[BEGIN Given data]

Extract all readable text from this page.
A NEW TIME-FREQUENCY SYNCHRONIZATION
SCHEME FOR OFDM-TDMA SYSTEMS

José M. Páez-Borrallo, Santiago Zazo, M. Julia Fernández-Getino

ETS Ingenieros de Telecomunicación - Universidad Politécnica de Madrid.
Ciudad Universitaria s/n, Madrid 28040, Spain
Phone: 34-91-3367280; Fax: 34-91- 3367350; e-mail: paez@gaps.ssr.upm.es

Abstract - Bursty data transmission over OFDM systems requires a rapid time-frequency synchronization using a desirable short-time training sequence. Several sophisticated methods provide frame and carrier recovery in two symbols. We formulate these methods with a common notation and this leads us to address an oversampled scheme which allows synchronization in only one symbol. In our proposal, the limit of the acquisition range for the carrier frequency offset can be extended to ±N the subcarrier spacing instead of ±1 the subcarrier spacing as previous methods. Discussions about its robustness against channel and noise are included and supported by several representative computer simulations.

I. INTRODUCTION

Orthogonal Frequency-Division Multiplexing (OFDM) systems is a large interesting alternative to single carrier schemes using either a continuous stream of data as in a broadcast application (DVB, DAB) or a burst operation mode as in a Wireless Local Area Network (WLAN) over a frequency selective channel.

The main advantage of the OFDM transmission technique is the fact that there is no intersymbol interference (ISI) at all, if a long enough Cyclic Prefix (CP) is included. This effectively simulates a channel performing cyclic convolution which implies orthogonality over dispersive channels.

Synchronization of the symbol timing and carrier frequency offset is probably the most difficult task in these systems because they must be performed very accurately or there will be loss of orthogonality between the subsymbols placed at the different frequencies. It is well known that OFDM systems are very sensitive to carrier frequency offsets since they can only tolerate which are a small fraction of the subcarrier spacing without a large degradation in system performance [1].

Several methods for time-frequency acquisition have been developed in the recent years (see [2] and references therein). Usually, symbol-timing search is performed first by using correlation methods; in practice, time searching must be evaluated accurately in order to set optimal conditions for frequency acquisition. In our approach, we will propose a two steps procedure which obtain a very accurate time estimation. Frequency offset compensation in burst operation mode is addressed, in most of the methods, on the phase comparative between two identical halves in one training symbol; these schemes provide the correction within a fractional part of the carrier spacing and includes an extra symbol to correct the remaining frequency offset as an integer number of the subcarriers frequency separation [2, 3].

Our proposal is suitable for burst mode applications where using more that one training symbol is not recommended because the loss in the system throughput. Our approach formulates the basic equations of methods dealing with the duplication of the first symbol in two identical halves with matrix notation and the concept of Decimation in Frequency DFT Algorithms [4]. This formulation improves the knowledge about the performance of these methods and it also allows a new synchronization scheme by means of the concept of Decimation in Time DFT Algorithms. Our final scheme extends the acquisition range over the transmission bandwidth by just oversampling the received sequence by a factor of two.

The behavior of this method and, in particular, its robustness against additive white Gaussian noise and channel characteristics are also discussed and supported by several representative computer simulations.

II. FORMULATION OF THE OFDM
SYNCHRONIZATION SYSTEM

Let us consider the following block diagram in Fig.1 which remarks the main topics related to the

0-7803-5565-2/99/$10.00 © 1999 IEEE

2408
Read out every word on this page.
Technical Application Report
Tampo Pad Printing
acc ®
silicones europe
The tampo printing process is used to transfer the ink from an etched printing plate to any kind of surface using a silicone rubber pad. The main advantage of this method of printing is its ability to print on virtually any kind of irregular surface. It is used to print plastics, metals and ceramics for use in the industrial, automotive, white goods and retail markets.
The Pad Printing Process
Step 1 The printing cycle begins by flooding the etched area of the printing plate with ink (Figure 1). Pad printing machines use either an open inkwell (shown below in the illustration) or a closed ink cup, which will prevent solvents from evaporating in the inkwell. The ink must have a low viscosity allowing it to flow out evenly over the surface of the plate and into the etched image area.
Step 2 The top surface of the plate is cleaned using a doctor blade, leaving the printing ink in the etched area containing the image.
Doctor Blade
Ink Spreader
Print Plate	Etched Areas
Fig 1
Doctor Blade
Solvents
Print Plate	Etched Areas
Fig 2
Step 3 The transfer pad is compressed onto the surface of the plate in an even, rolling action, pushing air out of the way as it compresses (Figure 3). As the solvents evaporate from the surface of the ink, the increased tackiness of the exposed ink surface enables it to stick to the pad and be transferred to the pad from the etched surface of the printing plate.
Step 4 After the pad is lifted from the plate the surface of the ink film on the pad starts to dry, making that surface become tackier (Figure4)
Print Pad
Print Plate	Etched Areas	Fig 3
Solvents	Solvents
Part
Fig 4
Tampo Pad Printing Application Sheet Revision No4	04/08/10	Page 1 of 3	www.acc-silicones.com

[END Given data]

- The exercise: Set down each entry again, unchanged.

- Exercise response:
Extract all readable text from this page.
A NEW TIME-FREQUENCY SYNCHRONIZATION
SCHEME FOR OFDM-TDMA SYSTEMS

José M. Páez-Borrallo, Santiago Zazo, M. Julia Fernández-Getino

ETS Ingenieros de Telecomunicación - Universidad Politécnica de Madrid.
Ciudad Universitaria s/n, Madrid 28040, Spain
Phone: 34-91-3367280; Fax: 34-91- 3367350; e-mail: paez@gaps.ssr.upm.es

Abstract - Bursty data transmission over OFDM systems requires a rapid time-frequency synchronization using a desirable short-time training sequence. Several sophisticated methods provide frame and carrier recovery in two symbols. We formulate these methods with a common notation and this leads us to address an oversampled scheme which allows synchronization in only one symbol. In our proposal, the limit of the acquisition range for the carrier frequency offset can be extended to ±N the subcarrier spacing instead of ±1 the subcarrier spacing as previous methods. Discussions about its robustness against channel and noise are included and supported by several representative computer simulations.

I. INTRODUCTION

Orthogonal Frequency-Division Multiplexing (OFDM) systems is a large interesting alternative to single carrier schemes using either a continuous stream of data as in a broadcast application (DVB, DAB) or a burst operation mode as in a Wireless Local Area Network (WLAN) over a frequency selective channel.

The main advantage of the OFDM transmission technique is the fact that there is no intersymbol interference (ISI) at all, if a long enough Cyclic Prefix (CP) is included. This effectively simulates a channel performing cyclic convolution which implies orthogonality over dispersive channels.

Synchronization of the symbol timing and carrier frequency offset is probably the most difficult task in these systems because they must be performed very accurately or there will be loss of orthogonality between the subsymbols placed at the different frequencies. It is well known that OFDM systems are very sensitive to carrier frequency offsets since they can only tolerate which are a small fraction of the subcarrier spacing without a large degradation in system performance [1].

Several methods for time-frequency acquisition have been developed in the recent years (see [2] and references therein). Usually, symbol-timing search is performed first by using correlation methods; in practice, time searching must be evaluated accurately in order to set optimal conditions for frequency acquisition. In our approach, we will propose a two steps procedure which obtain a very accurate time estimation. Frequency offset compensation in burst operation mode is addressed, in most of the methods, on the phase comparative between two identical halves in one training symbol; these schemes provide the correction within a fractional part of the carrier spacing and includes an extra symbol to correct the remaining frequency offset as an integer number of the subcarriers frequency separation [2, 3].

Our proposal is suitable for burst mode applications where using more that one training symbol is not recommended because the loss in the system throughput. Our approach formulates the basic equations of methods dealing with the duplication of the first symbol in two identical halves with matrix notation and the concept of Decimation in Frequency DFT Algorithms [4]. This formulation improves the knowledge about the performance of these methods and it also allows a new synchronization scheme by means of the concept of Decimation in Time DFT Algorithms. Our final scheme extends the acquisition range over the transmission bandwidth by just oversampling the received sequence by a factor of two.

The behavior of this method and, in particular, its robustness against additive white Gaussian noise and channel characteristics are also discussed and supported by several representative computer simulations.

II. FORMULATION OF THE OFDM
SYNCHRONIZATION SYSTEM

Let us consider the following block diagram in Fig.1 which remarks the main topics related to the

0-7803-5565-2/99/$10.00 © 1999 IEEE

2408
Read out every word on this page.
Technical Application Report
Tampo Pad Printing
acc ®
silicones europe
The tampo printing process is used to transfer the ink from an etched printing plate to any kind of surface using a silicone rubber pad. The main advantage of this method of printing is its ability to print on virtually any kind of irregular surface. It is used to print plastics, metals and ceramics for use in the industrial, automotive, white goods and retail markets.
The Pad Printing Process
Step 1 The printing cycle begins by flooding the etched area of the printing plate with ink (Figure 1). Pad printing machines use either an open inkwell (shown below in the illustration) or a closed ink cup, which will prevent solvents from evaporating in the inkwell. The ink must have a low viscosity allowing it to flow out evenly over the surface of the plate and into the etched image area.
Step 2 The top surface of the plate is cleaned using a doctor blade, leaving the printing ink in the etched area containing the image.
Doctor Blade
Ink Spreader
Print Plate	Etched Areas
Fig 1
Doctor Blade
Solvents
Print Plate	Etched Areas
Fig 2
Step 3 The transfer pad is compressed onto the surface of the plate in an even, rolling action, pushing air out of the way as it compresses (Figure 3). As the solvents evaporate from the surface of the ink, the increased tackiness of the exposed ink surface enables it to stick to the pad and be transferred to the pad from the etched surface of the printing plate.
Step 4 After the pad is lifted from the plate the surface of the ink film on the pad starts to dry, making that surface become tackier (Figure4)
Print Pad
Print Plate	Etched Areas	Fig 3
Solvents	Solvents
Part
Fig 4
Tampo Pad Printing Application Sheet Revision No4	04/08/10	Page 1 of 3	www.acc-silicones.com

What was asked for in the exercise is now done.